▸ **Source extract**

+ + + + +

In April 2008, we formed a financing subsidiary, Tennessee Commerce Statutory Trust II, a Delaware statutory trust, or the Trust II. In June 2008, the Trust II issued and sold 14,500 of the Trust II’s floating rate capital securities, with a liquidation amount of $1 per capital security, in a private placement. At the same time, we issued to Trust II $14,950 of floating rate junior subordinated deferrable interest debentures due 2038. The debentures pay a floating rate per annum, reset quarterly, equal to the prime rate of interest published in The Wall Street Journal on the first business day of each distribution period plus 50 basis points (but in no event greater than 8.0% or less than 5.75%).

 

In accordance with FASB Interpretation No. 46 (revised December 2003) “Consolidation of Variable Interest Entities,” neither the Trust I nor the Trust II is consolidated. We report as liabilities the subordinated debentures issued by us and held by the Trust I and Trust II.

 

Off-Balance Sheet Arrangements

 

We are a party to financial instruments with off-balance sheet risk in the normal course of business to meet the financing needs of our customers. At September 30, 2009, we had unfunded loan commitments outstanding of $94,317 and standby letters of credit and financial guarantees of $8,938. Those instruments involve, to varying degrees, elements of credit risk in excess of the amount recognized in the balance sheet.  The contract or notional amounts of those instruments reflect the extent of our involvement in those particular financial instruments. We use the same credit policies in making commitments and conditional obligations as we do for on-balance sheet instruments.

 

Because these commitments generally have fixed expiration dates and many will expire without being drawn upon, the total commitment level does not necessarily represent future cash requirements. If needed, we can liquidate federal funds sold or securities available for sale or borrow and purchase federal funds from other financial institutions, where we had available federal fund lines at September 30, 2009 totaling $38,700.

+ + + + +

▸ **Instruction 1**
Copy the stretch of the records from the line containing "Annotate this image: element" through the line containing "Enumerate the UI", including both of those lines, and reproduce it unchanged.

+ + + + +

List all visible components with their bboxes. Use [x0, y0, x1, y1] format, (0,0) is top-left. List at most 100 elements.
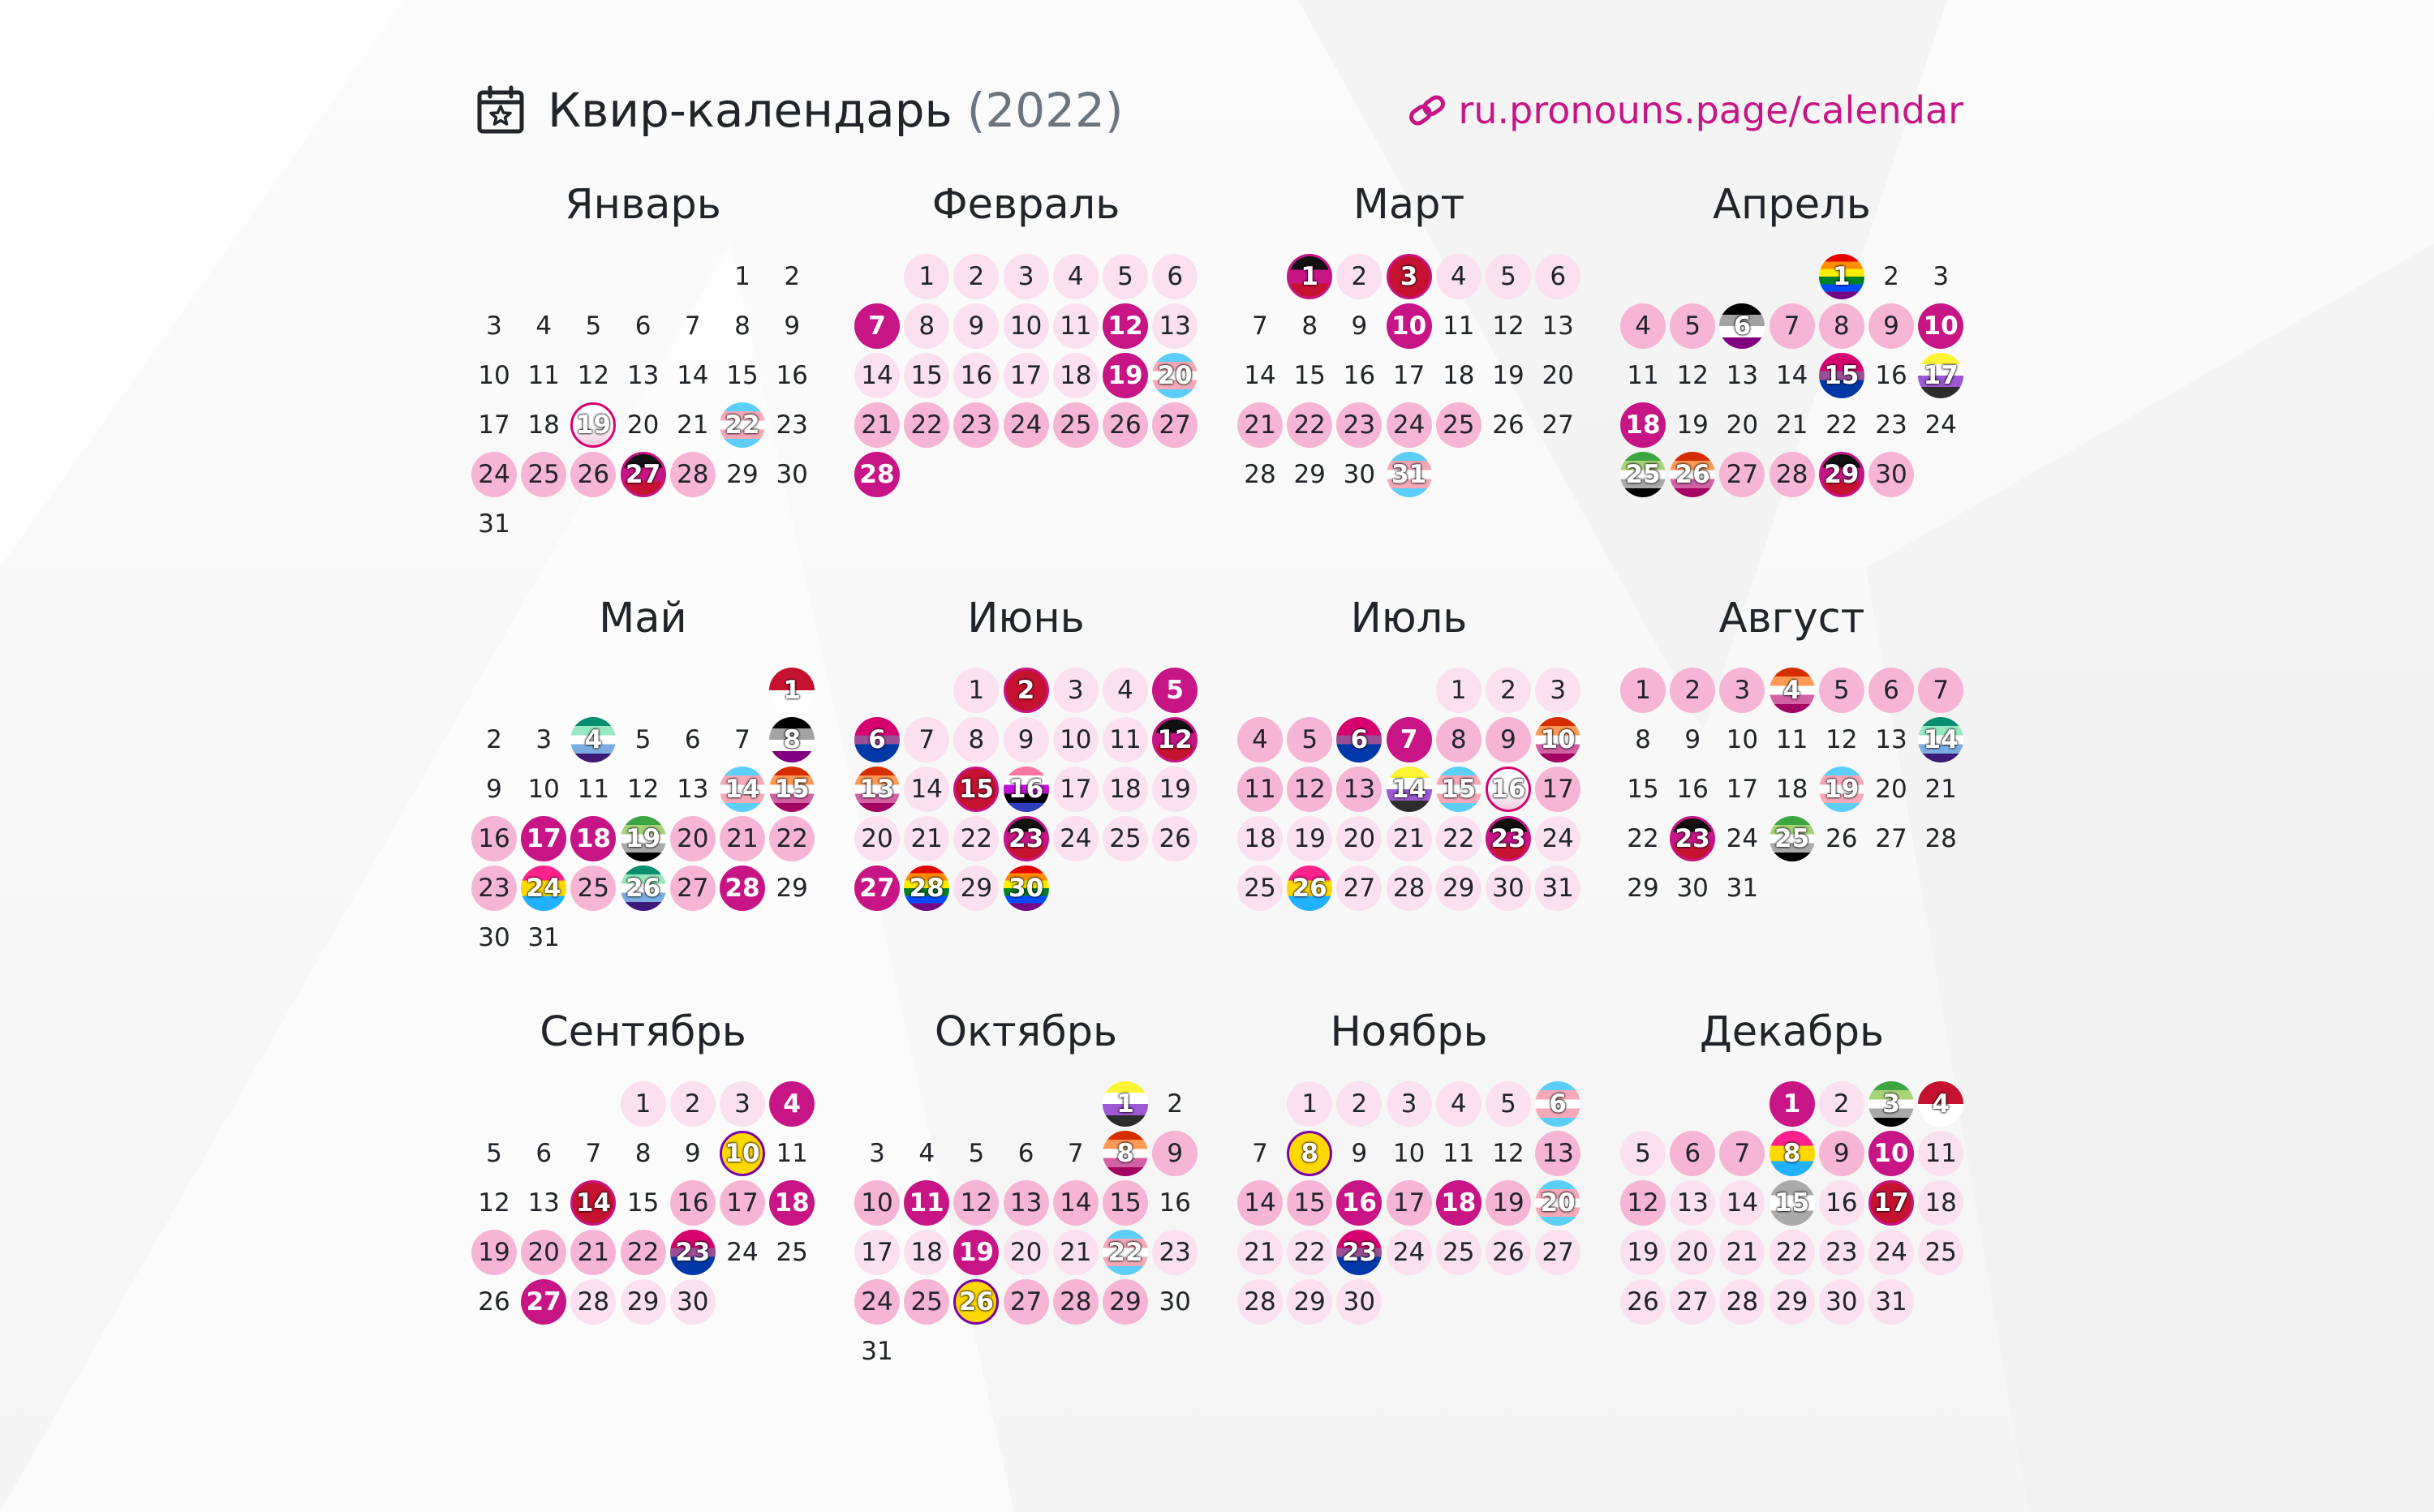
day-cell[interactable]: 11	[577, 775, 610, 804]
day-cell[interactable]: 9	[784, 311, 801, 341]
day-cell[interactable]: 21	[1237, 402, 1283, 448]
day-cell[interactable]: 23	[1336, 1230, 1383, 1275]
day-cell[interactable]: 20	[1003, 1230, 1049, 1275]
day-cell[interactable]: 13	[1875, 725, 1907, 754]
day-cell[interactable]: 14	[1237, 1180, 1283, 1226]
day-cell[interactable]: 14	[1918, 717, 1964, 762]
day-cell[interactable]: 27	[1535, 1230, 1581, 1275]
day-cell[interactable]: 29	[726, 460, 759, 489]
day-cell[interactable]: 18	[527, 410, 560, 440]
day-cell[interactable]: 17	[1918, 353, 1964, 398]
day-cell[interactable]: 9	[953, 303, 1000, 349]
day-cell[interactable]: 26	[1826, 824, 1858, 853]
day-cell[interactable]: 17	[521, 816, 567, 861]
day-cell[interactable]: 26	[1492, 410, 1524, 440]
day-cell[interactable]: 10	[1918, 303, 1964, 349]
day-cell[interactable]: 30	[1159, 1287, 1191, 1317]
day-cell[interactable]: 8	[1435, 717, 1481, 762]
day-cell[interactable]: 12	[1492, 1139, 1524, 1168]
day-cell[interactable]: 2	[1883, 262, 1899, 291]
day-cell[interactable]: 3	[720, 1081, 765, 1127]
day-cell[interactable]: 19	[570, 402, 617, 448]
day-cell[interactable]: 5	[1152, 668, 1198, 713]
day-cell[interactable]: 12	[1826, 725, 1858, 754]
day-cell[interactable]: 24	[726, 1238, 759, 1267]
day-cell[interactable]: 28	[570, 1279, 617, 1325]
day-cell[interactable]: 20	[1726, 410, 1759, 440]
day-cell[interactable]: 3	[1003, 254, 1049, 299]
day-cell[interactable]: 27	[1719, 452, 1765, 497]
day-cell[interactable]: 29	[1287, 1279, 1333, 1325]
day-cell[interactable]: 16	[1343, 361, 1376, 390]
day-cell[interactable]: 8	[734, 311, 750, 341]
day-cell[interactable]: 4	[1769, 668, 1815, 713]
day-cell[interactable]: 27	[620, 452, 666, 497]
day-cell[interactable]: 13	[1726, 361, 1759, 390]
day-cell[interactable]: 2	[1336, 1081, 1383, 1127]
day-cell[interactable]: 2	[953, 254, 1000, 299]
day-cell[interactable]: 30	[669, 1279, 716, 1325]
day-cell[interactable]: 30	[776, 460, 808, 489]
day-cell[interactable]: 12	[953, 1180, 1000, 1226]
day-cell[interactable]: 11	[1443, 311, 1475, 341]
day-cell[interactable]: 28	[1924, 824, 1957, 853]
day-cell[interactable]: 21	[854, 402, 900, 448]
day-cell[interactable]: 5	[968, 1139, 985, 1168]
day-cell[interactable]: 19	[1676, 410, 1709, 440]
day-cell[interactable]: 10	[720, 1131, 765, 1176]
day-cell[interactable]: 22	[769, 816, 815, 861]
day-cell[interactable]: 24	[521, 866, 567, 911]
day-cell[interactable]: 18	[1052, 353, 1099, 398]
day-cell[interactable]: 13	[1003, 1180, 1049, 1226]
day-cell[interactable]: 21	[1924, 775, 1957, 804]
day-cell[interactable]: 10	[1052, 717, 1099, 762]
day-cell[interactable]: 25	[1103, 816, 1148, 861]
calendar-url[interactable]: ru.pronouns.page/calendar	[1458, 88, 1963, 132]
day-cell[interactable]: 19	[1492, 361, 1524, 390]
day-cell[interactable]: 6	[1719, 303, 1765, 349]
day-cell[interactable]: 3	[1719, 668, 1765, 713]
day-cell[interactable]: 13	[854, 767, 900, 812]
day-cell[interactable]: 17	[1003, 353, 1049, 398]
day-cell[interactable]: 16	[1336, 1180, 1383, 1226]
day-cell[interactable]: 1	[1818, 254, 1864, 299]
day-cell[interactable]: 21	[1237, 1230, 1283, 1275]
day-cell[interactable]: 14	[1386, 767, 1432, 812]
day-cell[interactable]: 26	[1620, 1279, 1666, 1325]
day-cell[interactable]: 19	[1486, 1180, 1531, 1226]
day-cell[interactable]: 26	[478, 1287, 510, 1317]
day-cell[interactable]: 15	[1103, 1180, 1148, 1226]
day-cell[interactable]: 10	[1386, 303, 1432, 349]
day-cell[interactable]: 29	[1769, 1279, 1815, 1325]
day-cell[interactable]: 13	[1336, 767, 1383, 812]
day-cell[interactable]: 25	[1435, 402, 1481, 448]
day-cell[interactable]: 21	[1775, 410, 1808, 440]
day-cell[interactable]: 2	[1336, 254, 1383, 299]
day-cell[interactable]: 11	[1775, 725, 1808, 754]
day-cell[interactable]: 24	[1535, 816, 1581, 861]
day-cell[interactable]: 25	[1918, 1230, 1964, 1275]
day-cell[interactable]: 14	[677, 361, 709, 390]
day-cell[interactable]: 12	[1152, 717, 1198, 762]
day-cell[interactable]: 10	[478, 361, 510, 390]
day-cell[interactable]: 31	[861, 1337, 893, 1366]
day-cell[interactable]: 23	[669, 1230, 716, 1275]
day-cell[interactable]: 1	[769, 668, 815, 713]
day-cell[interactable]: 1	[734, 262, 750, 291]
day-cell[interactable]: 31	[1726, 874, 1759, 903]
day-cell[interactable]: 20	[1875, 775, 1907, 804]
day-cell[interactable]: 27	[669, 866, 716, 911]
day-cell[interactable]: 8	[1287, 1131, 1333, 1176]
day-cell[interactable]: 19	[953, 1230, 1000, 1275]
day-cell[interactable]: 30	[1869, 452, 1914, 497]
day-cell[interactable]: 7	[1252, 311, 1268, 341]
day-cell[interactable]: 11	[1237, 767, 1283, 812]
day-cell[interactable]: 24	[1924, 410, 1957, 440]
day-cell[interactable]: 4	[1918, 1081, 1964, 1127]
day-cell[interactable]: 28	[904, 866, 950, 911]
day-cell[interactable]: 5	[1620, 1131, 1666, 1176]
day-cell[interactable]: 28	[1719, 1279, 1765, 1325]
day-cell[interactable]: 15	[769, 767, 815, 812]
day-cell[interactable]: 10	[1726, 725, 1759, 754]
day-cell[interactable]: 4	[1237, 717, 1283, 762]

+ + + + +

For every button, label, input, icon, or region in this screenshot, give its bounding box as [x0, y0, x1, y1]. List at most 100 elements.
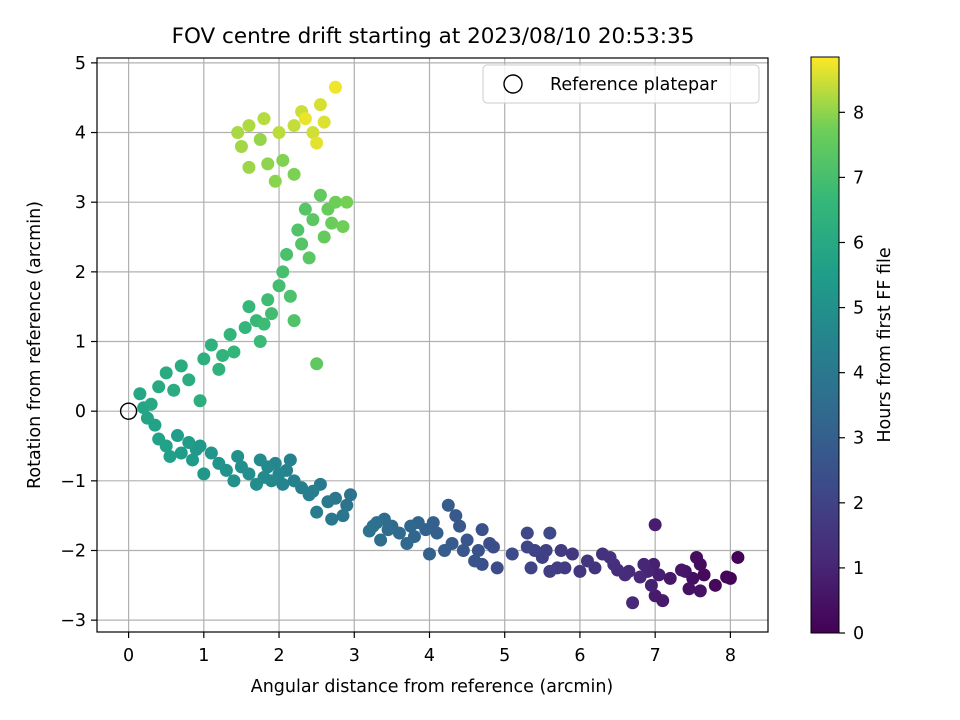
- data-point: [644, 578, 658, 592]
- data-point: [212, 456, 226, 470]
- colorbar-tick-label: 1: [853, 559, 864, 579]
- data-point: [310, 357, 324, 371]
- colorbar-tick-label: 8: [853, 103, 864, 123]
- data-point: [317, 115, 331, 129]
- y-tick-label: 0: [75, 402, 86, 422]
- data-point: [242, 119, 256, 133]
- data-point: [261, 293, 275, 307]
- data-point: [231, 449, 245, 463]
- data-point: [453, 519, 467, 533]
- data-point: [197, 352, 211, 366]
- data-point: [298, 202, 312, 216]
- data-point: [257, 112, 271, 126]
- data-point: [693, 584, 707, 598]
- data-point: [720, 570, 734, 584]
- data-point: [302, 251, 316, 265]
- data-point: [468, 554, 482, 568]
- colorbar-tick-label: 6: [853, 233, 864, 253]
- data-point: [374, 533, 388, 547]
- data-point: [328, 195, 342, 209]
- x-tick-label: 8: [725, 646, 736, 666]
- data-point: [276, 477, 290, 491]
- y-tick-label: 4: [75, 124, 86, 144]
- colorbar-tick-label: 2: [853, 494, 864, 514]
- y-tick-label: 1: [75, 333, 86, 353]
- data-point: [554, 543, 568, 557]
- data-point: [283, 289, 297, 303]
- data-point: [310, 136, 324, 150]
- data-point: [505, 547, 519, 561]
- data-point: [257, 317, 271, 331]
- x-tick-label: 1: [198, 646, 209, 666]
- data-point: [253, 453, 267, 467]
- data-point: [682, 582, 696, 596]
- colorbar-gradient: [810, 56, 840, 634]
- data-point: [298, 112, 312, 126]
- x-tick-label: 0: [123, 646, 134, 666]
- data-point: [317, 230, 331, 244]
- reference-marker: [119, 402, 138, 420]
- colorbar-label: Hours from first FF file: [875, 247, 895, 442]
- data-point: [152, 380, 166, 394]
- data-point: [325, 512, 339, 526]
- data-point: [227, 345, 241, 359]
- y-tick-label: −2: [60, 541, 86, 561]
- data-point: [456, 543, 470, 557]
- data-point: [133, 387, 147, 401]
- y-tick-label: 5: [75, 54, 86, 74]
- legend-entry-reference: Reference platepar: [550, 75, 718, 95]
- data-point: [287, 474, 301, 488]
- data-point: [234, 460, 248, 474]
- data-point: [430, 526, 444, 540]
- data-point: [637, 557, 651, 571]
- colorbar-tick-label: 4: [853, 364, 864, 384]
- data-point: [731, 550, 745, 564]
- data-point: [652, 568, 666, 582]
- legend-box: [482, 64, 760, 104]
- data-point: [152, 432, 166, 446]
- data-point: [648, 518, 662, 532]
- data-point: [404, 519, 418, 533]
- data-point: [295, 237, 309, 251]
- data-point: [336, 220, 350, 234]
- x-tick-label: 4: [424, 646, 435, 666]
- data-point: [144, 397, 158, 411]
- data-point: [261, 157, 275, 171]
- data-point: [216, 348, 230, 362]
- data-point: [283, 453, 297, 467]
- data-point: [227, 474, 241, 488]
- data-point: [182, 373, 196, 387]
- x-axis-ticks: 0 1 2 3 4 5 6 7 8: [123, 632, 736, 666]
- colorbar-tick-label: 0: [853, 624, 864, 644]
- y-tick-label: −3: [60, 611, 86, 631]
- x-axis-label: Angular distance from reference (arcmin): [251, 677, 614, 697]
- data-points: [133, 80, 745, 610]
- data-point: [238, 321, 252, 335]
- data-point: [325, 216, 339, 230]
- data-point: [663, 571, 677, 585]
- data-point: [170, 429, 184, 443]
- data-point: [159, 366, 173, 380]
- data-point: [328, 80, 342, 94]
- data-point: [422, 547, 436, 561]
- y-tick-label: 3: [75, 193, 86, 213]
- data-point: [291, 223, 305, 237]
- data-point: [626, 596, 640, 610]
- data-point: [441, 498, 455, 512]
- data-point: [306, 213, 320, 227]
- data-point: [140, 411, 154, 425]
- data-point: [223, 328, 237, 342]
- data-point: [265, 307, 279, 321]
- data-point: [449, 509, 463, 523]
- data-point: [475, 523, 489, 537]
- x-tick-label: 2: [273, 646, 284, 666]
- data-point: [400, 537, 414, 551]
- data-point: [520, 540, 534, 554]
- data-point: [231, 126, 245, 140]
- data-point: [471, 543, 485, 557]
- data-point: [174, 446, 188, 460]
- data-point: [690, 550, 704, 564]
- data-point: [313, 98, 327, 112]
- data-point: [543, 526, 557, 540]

+ + + + +

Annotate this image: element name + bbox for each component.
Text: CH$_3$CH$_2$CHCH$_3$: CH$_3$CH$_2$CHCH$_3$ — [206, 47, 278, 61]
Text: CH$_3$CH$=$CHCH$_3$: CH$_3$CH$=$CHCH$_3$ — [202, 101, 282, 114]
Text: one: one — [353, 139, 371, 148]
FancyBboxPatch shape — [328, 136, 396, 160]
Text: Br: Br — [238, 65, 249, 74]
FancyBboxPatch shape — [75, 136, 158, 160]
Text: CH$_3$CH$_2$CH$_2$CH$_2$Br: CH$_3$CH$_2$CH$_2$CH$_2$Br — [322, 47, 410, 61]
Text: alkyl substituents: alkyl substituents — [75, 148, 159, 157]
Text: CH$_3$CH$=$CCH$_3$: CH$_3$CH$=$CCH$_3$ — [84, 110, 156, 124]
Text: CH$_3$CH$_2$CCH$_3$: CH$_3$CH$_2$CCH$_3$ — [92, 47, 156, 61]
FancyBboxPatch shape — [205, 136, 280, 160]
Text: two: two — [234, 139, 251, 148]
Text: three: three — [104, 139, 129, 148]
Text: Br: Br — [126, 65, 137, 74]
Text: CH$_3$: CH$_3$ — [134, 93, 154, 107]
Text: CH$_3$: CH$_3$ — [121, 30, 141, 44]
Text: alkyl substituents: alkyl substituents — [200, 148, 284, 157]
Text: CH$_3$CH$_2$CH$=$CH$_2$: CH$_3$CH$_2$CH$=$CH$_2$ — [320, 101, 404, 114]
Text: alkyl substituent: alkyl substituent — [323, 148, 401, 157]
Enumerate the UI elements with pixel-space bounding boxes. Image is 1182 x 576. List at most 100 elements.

+ + + + +

▸ **Instruction 2**
Condense the paragraph of the financial disclosure that begins "We are a party to financial instruments" into a short bulleted list that keeps its main facts.

▸ **Written response 1**
Annotate this image: element name + bbox for each component.
Text: CH$_3$CH$_2$CHCH$_3$: CH$_3$CH$_2$CHCH$_3$ — [206, 47, 278, 61]
Text: CH$_3$CH$=$CHCH$_3$: CH$_3$CH$=$CHCH$_3$ — [202, 101, 282, 114]
Text: one: one — [353, 139, 371, 148]
FancyBboxPatch shape — [328, 136, 396, 160]
Text: Br: Br — [238, 65, 249, 74]
FancyBboxPatch shape — [75, 136, 158, 160]
Text: CH$_3$CH$_2$CH$_2$CH$_2$Br: CH$_3$CH$_2$CH$_2$CH$_2$Br — [322, 47, 410, 61]
Text: alkyl substituents: alkyl substituents — [75, 148, 159, 157]
Text: CH$_3$CH$=$CCH$_3$: CH$_3$CH$=$CCH$_3$ — [84, 110, 156, 124]
Text: CH$_3$CH$_2$CCH$_3$: CH$_3$CH$_2$CCH$_3$ — [92, 47, 156, 61]
FancyBboxPatch shape — [205, 136, 280, 160]
Text: two: two — [234, 139, 251, 148]
Text: three: three — [104, 139, 129, 148]
Text: Br: Br — [126, 65, 137, 74]
Text: CH$_3$: CH$_3$ — [134, 93, 154, 107]
Text: CH$_3$: CH$_3$ — [121, 30, 141, 44]
Text: alkyl substituents: alkyl substituents — [200, 148, 284, 157]
Text: CH$_3$CH$_2$CH$=$CH$_2$: CH$_3$CH$_2$CH$=$CH$_2$ — [320, 101, 404, 114]
Text: alkyl substituent: alkyl substituent — [323, 148, 401, 157]
Enumerate the UI elements with pixel-space bounding boxes. Image is 1182 x 576. List at most 100 elements.

▸ **Written response 2**
- In the normal course of business, the company holds financial instruments with off-balance sheet risk to meet its customers' financing needs.
- At September 30, 2009, unfunded loan commitments outstanding totaled $94,317.
- Standby letters of credit and financial guarantees totaled $8,938.
- These instruments carry credit risk beyond the amount recognized in the balance sheet.
- Their contract or notional amounts reflect the company's level of involvement in them.
- The company applies the same credit policies to these commitments and conditional obligations as to on-balance sheet instruments.